------ RECORDS PROVIDED
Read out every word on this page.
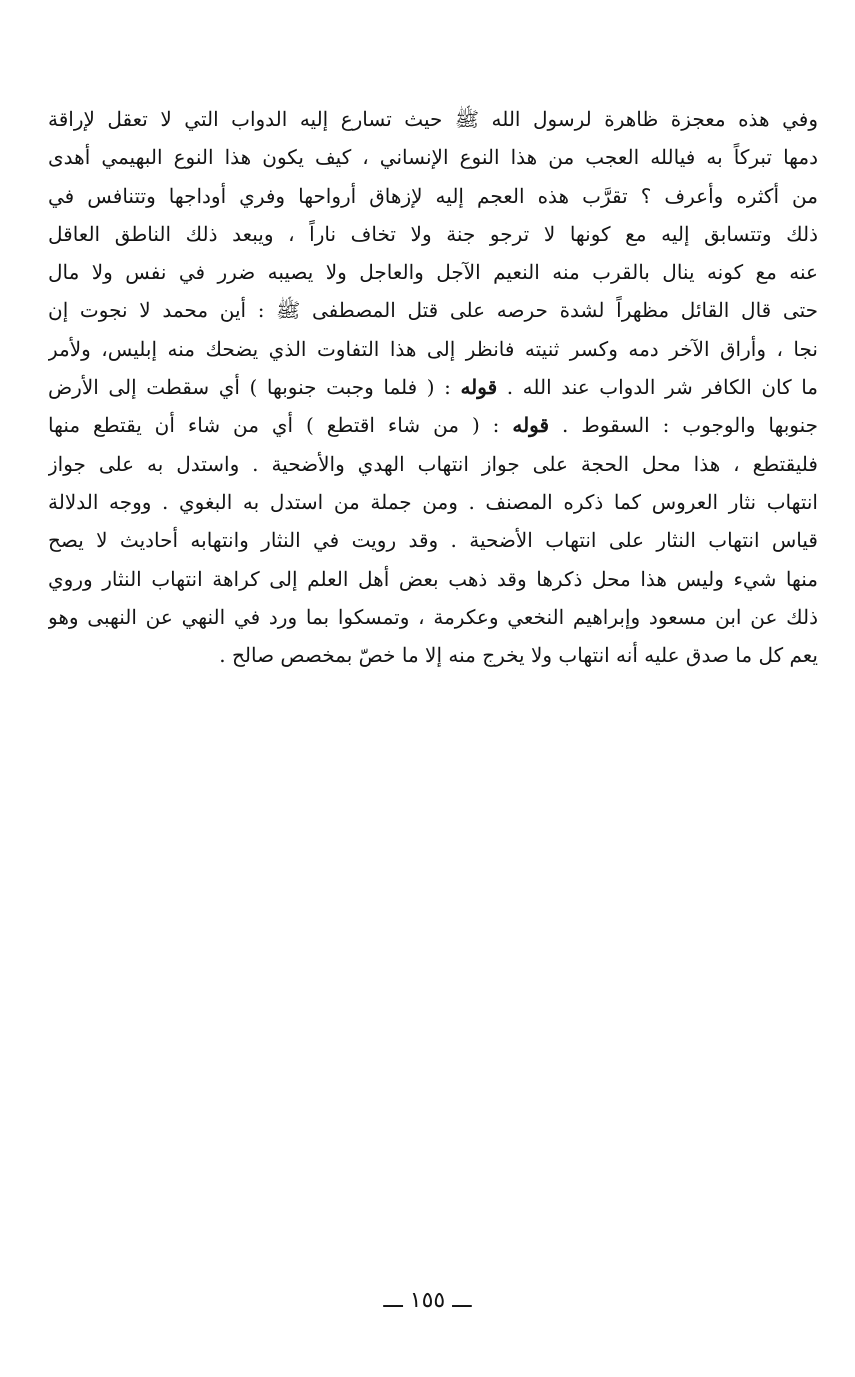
وفي هذه معجزة ظاهرة لرسول الله ﷺ حيث تسارع إليه الدواب التي لا تعقل لإراقة
دمها تبركاً به فيالله العجب من هذا النوع الإنساني ، كيف يكون هذا النوع البهيمي أهدى
من أكثره وأعرف ؟ تقرَّب هذه العجم إليه لإزهاق أرواحها وفري أوداجها وتتنافس في
ذلك وتتسابق إليه مع كونها لا ترجو جنة ولا تخاف ناراً ، ويبعد ذلك الناطق العاقل
عنه مع كونه ينال بالقرب منه النعيم الآجل والعاجل ولا يصيبه ضرر في نفس ولا مال
حتى قال القائل مظهراً لشدة حرصه على قتل المصطفى ﷺ : أين محمد لا نجوت إن
نجا ، وأراق الآخر دمه وكسر ثنيته فانظر إلى هذا التفاوت الذي يضحك منه إبليس، ولأمر
ما كان الكافر شر الدواب عند الله . قوله : ( فلما وجبت جنوبها ) أي سقطت إلى الأرض
جنوبها والوجوب : السقوط . قوله : ( من شاء اقتطع ) أي من شاء أن يقتطع منها
فليقتطع ، هذا محل الحجة على جواز انتهاب الهدي والأضحية . واستدل به على جواز
انتهاب نثار العروس كما ذكره المصنف . ومن جملة من استدل به البغوي . ووجه الدلالة
قياس انتهاب النثار على انتهاب الأضحية . وقد رويت في النثار وانتهابه أحاديث لا يصح
منها شيء وليس هذا محل ذكرها وقد ذهب بعض أهل العلم إلى كراهة انتهاب النثار وروي
ذلك عن ابن مسعود وإبراهيم النخعي وعكرمة ، وتمسكوا بما ورد في النهي عن النهبى وهو
يعم كل ما صدق عليه أنه انتهاب ولا يخرج منه إلا ما خصّ بمخصص صالح .
ـــ ١٥٥ ـــ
------------
▸ **YOUR GOAL**
Quote every entry exactly, with the pictures omitted.

▸ **TASK SOLUTION**
Read out every word on this page.
وفي هذه معجزة ظاهرة لرسول الله ﷺ حيث تسارع إليه الدواب التي لا تعقل لإراقة
دمها تبركاً به فيالله العجب من هذا النوع الإنساني ، كيف يكون هذا النوع البهيمي أهدى
من أكثره وأعرف ؟ تقرَّب هذه العجم إليه لإزهاق أرواحها وفري أوداجها وتتنافس في
ذلك وتتسابق إليه مع كونها لا ترجو جنة ولا تخاف ناراً ، ويبعد ذلك الناطق العاقل
عنه مع كونه ينال بالقرب منه النعيم الآجل والعاجل ولا يصيبه ضرر في نفس ولا مال
حتى قال القائل مظهراً لشدة حرصه على قتل المصطفى ﷺ : أين محمد لا نجوت إن
نجا ، وأراق الآخر دمه وكسر ثنيته فانظر إلى هذا التفاوت الذي يضحك منه إبليس، ولأمر
ما كان الكافر شر الدواب عند الله . قوله : ( فلما وجبت جنوبها ) أي سقطت إلى الأرض
جنوبها والوجوب : السقوط . قوله : ( من شاء اقتطع ) أي من شاء أن يقتطع منها
فليقتطع ، هذا محل الحجة على جواز انتهاب الهدي والأضحية . واستدل به على جواز
انتهاب نثار العروس كما ذكره المصنف . ومن جملة من استدل به البغوي . ووجه الدلالة
قياس انتهاب النثار على انتهاب الأضحية . وقد رويت في النثار وانتهابه أحاديث لا يصح
منها شيء وليس هذا محل ذكرها وقد ذهب بعض أهل العلم إلى كراهة انتهاب النثار وروي
ذلك عن ابن مسعود وإبراهيم النخعي وعكرمة ، وتمسكوا بما ورد في النهي عن النهبى وهو
يعم كل ما صدق عليه أنه انتهاب ولا يخرج منه إلا ما خصّ بمخصص صالح .
ـــ ١٥٥ ـــ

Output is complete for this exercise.